Task to complete »
In the data below, find every line with the string "ticker" and pull it out.

Records provided »
=====
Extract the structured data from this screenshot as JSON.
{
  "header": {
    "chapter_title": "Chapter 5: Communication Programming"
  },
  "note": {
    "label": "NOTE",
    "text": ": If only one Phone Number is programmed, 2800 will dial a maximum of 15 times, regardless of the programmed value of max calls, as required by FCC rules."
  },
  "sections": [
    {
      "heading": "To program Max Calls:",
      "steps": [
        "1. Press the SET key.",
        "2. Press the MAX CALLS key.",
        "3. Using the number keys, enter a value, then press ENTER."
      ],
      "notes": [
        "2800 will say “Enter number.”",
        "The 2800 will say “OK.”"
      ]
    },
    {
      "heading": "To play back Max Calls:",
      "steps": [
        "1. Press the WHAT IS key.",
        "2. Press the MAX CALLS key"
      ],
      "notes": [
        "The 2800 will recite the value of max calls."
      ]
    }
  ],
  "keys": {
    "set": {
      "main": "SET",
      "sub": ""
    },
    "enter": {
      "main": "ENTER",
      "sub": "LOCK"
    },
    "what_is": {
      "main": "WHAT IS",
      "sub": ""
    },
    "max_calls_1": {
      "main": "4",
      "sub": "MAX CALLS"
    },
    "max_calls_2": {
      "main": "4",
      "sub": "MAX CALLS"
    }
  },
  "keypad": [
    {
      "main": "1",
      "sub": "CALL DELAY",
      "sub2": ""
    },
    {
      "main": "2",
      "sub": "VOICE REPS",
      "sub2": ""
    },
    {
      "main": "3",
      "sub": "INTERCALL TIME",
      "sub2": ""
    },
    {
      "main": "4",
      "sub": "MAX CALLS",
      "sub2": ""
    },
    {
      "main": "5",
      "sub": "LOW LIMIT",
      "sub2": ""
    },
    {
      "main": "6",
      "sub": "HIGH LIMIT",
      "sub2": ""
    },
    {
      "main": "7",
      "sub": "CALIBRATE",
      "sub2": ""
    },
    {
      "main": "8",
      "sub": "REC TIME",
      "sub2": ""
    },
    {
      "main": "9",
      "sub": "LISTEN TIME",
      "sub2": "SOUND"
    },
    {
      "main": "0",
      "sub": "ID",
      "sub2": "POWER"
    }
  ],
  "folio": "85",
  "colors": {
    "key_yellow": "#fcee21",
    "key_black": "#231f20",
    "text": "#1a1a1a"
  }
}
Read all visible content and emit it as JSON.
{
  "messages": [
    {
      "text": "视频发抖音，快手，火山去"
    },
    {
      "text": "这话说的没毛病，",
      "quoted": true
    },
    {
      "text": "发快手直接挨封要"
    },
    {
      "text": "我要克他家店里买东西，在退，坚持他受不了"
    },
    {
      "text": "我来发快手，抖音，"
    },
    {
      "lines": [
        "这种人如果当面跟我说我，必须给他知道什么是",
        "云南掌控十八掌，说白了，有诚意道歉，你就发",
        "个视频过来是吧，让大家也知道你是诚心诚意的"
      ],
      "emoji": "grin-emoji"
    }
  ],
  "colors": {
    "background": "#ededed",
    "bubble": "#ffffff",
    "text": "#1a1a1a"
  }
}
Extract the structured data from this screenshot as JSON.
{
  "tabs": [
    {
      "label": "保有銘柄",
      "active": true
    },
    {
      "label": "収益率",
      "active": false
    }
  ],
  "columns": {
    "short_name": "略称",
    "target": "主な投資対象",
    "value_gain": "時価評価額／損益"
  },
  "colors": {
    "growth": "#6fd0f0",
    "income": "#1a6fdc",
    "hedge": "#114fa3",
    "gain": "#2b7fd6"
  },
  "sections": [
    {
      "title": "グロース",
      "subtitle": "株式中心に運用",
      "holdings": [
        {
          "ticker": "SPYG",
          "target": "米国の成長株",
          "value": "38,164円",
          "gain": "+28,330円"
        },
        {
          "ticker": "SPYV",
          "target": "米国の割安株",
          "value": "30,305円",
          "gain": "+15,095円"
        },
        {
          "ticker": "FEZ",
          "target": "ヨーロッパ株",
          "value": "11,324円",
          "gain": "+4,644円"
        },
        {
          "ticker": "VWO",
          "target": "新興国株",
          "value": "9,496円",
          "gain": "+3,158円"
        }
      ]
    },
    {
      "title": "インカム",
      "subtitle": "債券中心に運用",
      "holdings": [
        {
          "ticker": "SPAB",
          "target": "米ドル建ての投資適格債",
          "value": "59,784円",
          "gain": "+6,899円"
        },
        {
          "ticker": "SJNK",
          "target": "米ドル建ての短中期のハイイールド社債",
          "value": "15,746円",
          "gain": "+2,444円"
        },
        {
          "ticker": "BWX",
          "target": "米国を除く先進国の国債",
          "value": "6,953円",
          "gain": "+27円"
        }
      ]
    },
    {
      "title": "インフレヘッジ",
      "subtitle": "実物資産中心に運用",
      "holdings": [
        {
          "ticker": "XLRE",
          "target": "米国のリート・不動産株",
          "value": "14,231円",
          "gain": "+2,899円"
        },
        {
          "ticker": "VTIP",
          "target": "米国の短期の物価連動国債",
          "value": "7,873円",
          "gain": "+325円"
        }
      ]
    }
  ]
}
=====
Answer to this task »
          "ticker": "SPYG",
          "ticker": "SPYV",
          "ticker": "FEZ",
          "ticker": "VWO",
          "ticker": "SPAB",
          "ticker": "SJNK",
          "ticker": "BWX",
          "ticker": "XLRE",
          "ticker": "VTIP",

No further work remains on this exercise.